THE PROBLEM:
Whenever a line contains the string "this", copy it out of the entries.

DATA EXCERPTS:
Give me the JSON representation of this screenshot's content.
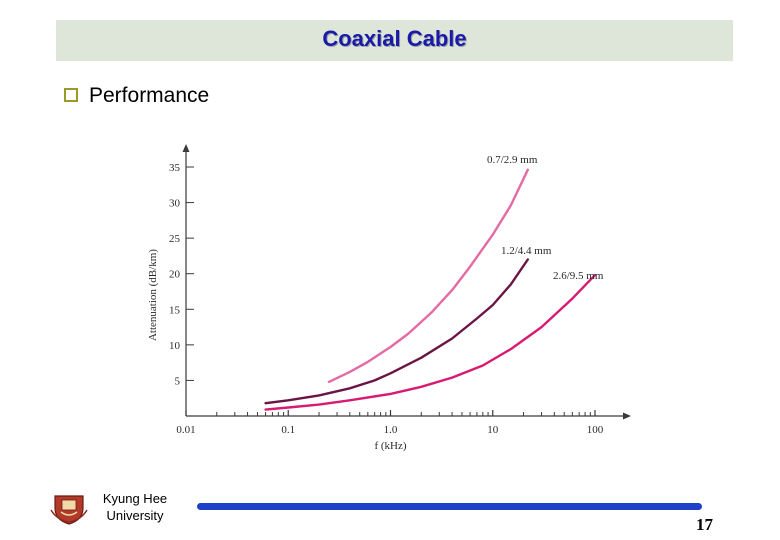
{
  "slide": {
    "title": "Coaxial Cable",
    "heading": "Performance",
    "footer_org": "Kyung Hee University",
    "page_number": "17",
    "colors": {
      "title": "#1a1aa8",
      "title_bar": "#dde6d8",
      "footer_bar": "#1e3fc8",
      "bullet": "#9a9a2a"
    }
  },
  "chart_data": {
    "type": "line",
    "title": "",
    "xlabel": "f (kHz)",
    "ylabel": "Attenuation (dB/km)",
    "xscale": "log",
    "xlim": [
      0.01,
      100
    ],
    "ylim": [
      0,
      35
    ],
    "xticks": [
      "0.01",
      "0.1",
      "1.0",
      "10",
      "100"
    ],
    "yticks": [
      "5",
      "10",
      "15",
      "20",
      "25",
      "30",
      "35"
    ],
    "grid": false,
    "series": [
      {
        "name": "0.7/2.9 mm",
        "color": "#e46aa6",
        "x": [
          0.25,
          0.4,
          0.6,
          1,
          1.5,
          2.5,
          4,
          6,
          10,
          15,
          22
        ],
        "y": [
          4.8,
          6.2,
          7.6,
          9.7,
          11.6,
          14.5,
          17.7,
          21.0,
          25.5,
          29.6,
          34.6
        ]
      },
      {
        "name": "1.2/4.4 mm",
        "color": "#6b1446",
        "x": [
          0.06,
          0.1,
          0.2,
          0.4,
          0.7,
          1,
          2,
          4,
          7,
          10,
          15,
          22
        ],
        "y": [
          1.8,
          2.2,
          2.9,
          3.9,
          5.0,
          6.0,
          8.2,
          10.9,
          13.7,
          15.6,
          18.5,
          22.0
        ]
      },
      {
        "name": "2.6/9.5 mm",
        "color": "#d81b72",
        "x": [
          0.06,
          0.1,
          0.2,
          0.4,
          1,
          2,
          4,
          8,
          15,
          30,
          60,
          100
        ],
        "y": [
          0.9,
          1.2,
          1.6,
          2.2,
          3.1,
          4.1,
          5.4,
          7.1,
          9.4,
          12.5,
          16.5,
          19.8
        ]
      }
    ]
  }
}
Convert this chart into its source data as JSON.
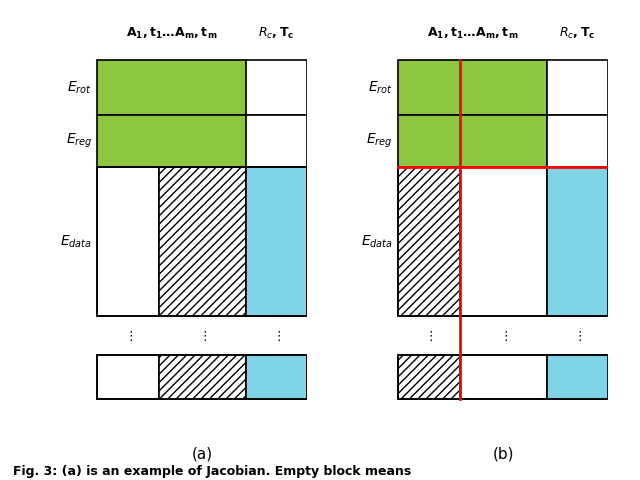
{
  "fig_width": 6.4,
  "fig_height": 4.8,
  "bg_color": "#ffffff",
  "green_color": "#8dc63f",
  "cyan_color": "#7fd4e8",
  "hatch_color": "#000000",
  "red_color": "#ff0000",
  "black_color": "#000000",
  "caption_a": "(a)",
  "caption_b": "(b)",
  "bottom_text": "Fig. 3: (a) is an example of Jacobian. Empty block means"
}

CORRECT ANSWER:
Give me the JSON representation of this screenshot's content.
Convert this chart into its source data as JSON.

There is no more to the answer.